Material provided →
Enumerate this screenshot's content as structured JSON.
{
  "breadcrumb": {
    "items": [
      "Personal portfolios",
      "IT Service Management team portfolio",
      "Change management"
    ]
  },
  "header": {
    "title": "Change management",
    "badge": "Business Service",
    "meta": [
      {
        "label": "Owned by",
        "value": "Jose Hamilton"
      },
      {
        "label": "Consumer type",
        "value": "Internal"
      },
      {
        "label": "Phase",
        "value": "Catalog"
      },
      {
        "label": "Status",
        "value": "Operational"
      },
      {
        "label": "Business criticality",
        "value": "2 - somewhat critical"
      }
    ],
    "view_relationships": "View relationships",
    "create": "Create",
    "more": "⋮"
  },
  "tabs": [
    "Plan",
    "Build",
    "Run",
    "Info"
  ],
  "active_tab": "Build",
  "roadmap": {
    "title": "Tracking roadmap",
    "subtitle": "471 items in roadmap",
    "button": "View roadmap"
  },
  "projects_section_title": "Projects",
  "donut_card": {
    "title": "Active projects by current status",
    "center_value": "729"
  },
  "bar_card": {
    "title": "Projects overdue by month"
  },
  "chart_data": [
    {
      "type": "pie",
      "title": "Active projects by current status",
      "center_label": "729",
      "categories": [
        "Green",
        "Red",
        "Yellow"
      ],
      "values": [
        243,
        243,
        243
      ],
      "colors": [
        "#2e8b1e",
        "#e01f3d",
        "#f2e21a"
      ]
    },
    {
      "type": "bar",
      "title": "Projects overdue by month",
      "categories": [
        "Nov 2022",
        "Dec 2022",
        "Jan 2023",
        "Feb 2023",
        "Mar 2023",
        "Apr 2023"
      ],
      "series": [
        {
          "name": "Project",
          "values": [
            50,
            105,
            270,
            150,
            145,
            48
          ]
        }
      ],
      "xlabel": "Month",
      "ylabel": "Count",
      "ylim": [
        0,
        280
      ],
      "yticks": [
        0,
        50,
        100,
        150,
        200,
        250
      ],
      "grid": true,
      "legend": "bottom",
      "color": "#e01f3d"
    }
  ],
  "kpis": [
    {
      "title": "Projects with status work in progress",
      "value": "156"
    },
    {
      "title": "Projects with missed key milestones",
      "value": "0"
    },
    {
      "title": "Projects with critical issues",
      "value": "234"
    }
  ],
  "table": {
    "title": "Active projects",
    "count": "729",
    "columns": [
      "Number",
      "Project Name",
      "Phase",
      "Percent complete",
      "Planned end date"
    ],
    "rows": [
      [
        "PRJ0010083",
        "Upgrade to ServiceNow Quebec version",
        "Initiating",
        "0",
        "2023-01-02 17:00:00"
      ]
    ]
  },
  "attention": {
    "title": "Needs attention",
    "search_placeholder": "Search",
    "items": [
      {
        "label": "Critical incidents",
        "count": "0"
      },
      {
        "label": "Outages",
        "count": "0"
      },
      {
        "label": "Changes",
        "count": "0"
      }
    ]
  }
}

Given exercise → Write the data out again in full and exactly.

Solution for this problem →
Enumerate this screenshot's content as structured JSON.
{
  "breadcrumb": {
    "items": [
      "Personal portfolios",
      "IT Service Management team portfolio",
      "Change management"
    ]
  },
  "header": {
    "title": "Change management",
    "badge": "Business Service",
    "meta": [
      {
        "label": "Owned by",
        "value": "Jose Hamilton"
      },
      {
        "label": "Consumer type",
        "value": "Internal"
      },
      {
        "label": "Phase",
        "value": "Catalog"
      },
      {
        "label": "Status",
        "value": "Operational"
      },
      {
        "label": "Business criticality",
        "value": "2 - somewhat critical"
      }
    ],
    "view_relationships": "View relationships",
    "create": "Create",
    "more": "⋮"
  },
  "tabs": [
    "Plan",
    "Build",
    "Run",
    "Info"
  ],
  "active_tab": "Build",
  "roadmap": {
    "title": "Tracking roadmap",
    "subtitle": "471 items in roadmap",
    "button": "View roadmap"
  },
  "projects_section_title": "Projects",
  "donut_card": {
    "title": "Active projects by current status",
    "center_value": "729"
  },
  "bar_card": {
    "title": "Projects overdue by month"
  },
  "chart_data": [
    {
      "type": "pie",
      "title": "Active projects by current status",
      "center_label": "729",
      "categories": [
        "Green",
        "Red",
        "Yellow"
      ],
      "values": [
        243,
        243,
        243
      ],
      "colors": [
        "#2e8b1e",
        "#e01f3d",
        "#f2e21a"
      ]
    },
    {
      "type": "bar",
      "title": "Projects overdue by month",
      "categories": [
        "Nov 2022",
        "Dec 2022",
        "Jan 2023",
        "Feb 2023",
        "Mar 2023",
        "Apr 2023"
      ],
      "series": [
        {
          "name": "Project",
          "values": [
            50,
            105,
            270,
            150,
            145,
            48
          ]
        }
      ],
      "xlabel": "Month",
      "ylabel": "Count",
      "ylim": [
        0,
        280
      ],
      "yticks": [
        0,
        50,
        100,
        150,
        200,
        250
      ],
      "grid": true,
      "legend": "bottom",
      "color": "#e01f3d"
    }
  ],
  "kpis": [
    {
      "title": "Projects with status work in progress",
      "value": "156"
    },
    {
      "title": "Projects with missed key milestones",
      "value": "0"
    },
    {
      "title": "Projects with critical issues",
      "value": "234"
    }
  ],
  "table": {
    "title": "Active projects",
    "count": "729",
    "columns": [
      "Number",
      "Project Name",
      "Phase",
      "Percent complete",
      "Planned end date"
    ],
    "rows": [
      [
        "PRJ0010083",
        "Upgrade to ServiceNow Quebec version",
        "Initiating",
        "0",
        "2023-01-02 17:00:00"
      ]
    ]
  },
  "attention": {
    "title": "Needs attention",
    "search_placeholder": "Search",
    "items": [
      {
        "label": "Critical incidents",
        "count": "0"
      },
      {
        "label": "Outages",
        "count": "0"
      },
      {
        "label": "Changes",
        "count": "0"
      }
    ]
  }
}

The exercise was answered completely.